### TASK PROMPT
Revise the records so that every instance of "bounding boxes" becomes "box coordinates", keeping everything else unchanged and omitting the pictures.

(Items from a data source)
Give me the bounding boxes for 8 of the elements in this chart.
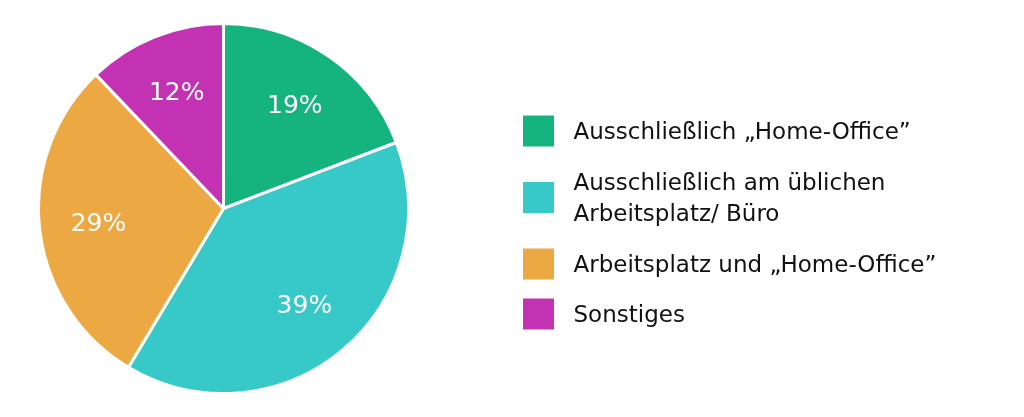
data-label: 19% (267, 90, 323, 120)
data-label: 29% (70, 207, 127, 237)
legend-label: Arbeitsplatz und „Home-Office” (573, 251, 937, 277)
legend-label: Ausschließlich am üblichen Arbeitsplatz/ Büro (573, 168, 886, 227)
data-label: 12% (148, 77, 205, 107)
legend-label: Sonstiges (573, 301, 685, 327)
data-label: 39% (276, 290, 333, 320)
legend-label: Ausschließlich „Home-Office” (573, 118, 911, 144)
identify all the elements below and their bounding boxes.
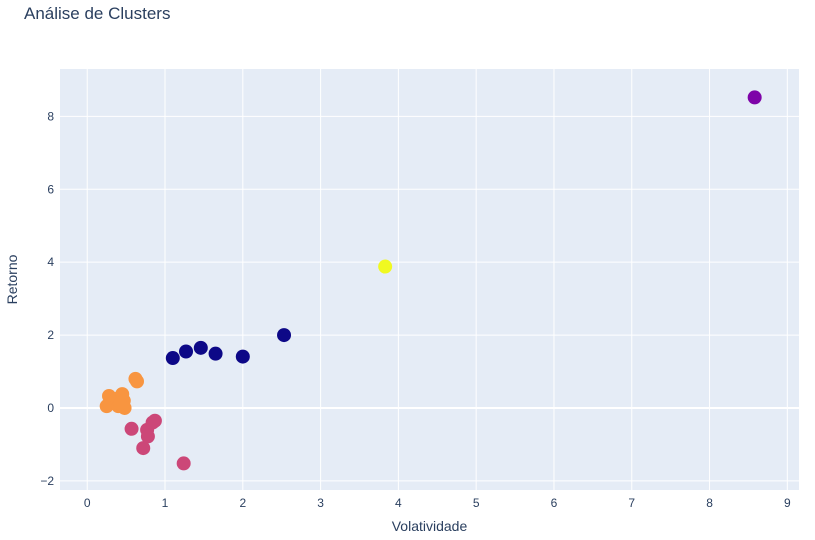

### WRITTEN RESPONSE
Give me the box coordinates for 8 of the elements in this chart.
data-label: 19% (267, 90, 323, 120)
data-label: 29% (70, 207, 127, 237)
legend-label: Arbeitsplatz und „Home-Office” (573, 251, 937, 277)
legend-label: Ausschließlich am üblichen Arbeitsplatz/ Büro (573, 168, 886, 227)
data-label: 12% (148, 77, 205, 107)
legend-label: Sonstiges (573, 301, 685, 327)
data-label: 39% (276, 290, 333, 320)
legend-label: Ausschließlich „Home-Office” (573, 118, 911, 144)
identify all the elements below and their box coordinates.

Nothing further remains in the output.